- [Exercise prompt]
Retype each record below word for word. Leave the pictures out.
==== Input rows ====
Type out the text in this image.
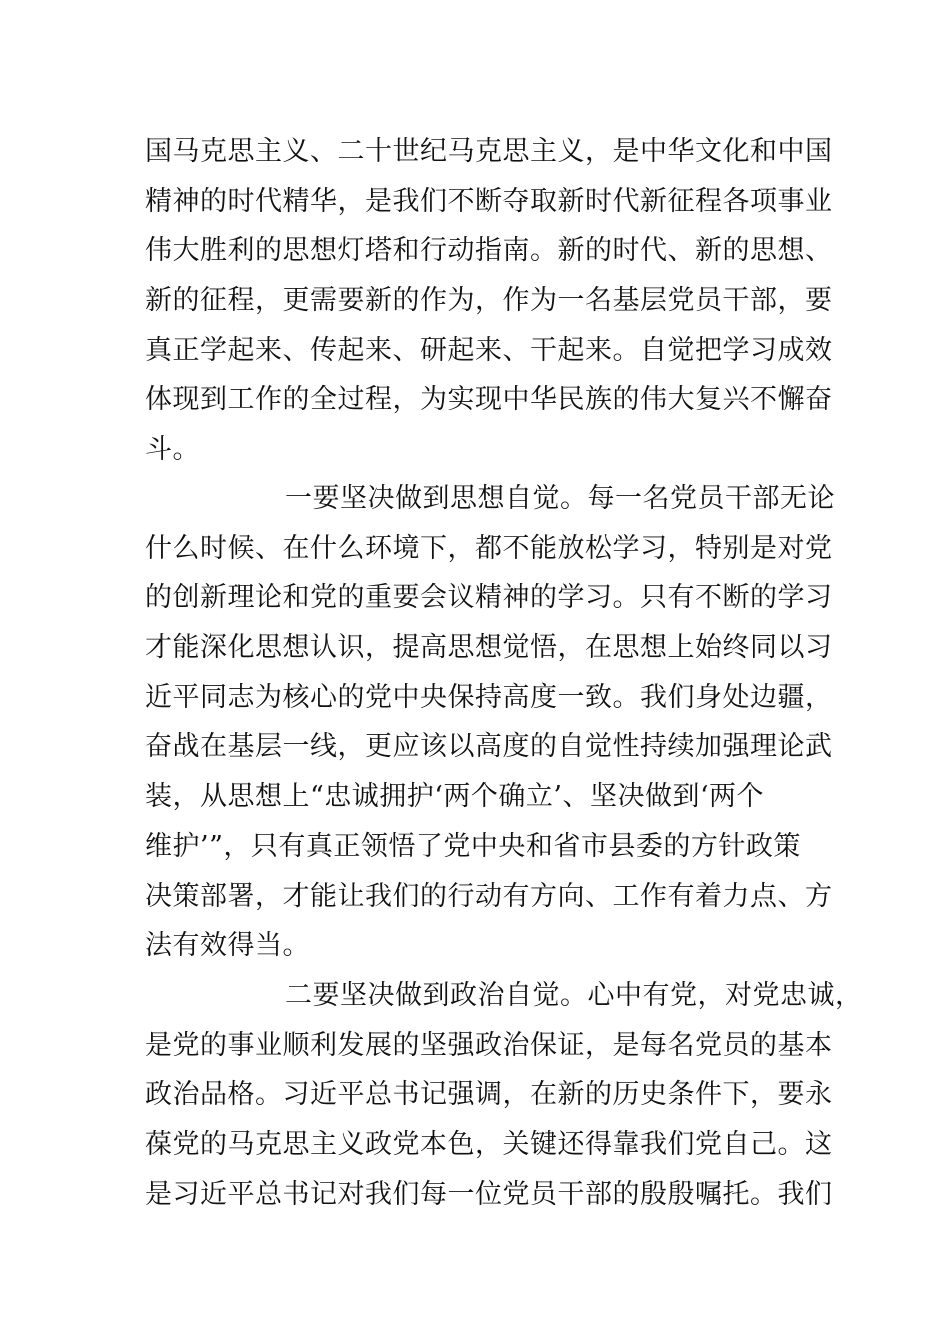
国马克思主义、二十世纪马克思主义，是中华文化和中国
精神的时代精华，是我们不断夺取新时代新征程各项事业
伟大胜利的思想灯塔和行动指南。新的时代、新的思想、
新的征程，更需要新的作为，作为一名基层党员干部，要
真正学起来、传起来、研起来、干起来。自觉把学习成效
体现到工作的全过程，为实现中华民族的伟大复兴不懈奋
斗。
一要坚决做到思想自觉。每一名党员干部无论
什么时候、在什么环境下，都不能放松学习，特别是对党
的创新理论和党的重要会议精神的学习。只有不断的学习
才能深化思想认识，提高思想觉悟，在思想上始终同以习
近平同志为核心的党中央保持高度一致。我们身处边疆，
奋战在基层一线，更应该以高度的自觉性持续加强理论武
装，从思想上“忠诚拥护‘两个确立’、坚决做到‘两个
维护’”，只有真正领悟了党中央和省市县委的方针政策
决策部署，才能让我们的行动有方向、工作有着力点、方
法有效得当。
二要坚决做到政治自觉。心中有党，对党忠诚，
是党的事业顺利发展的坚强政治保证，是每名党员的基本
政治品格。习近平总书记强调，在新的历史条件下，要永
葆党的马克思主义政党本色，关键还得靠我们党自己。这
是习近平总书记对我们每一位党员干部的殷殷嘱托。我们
====
- [Output]
Type out the text in this image.
国马克思主义、二十世纪马克思主义，是中华文化和中国
精神的时代精华，是我们不断夺取新时代新征程各项事业
伟大胜利的思想灯塔和行动指南。新的时代、新的思想、
新的征程，更需要新的作为，作为一名基层党员干部，要
真正学起来、传起来、研起来、干起来。自觉把学习成效
体现到工作的全过程，为实现中华民族的伟大复兴不懈奋
斗。
一要坚决做到思想自觉。每一名党员干部无论
什么时候、在什么环境下，都不能放松学习，特别是对党
的创新理论和党的重要会议精神的学习。只有不断的学习
才能深化思想认识，提高思想觉悟，在思想上始终同以习
近平同志为核心的党中央保持高度一致。我们身处边疆，
奋战在基层一线，更应该以高度的自觉性持续加强理论武
装，从思想上“忠诚拥护‘两个确立’、坚决做到‘两个
维护’”，只有真正领悟了党中央和省市县委的方针政策
决策部署，才能让我们的行动有方向、工作有着力点、方
法有效得当。
二要坚决做到政治自觉。心中有党，对党忠诚，
是党的事业顺利发展的坚强政治保证，是每名党员的基本
政治品格。习近平总书记强调，在新的历史条件下，要永
葆党的马克思主义政党本色，关键还得靠我们党自己。这
是习近平总书记对我们每一位党员干部的殷殷嘱托。我们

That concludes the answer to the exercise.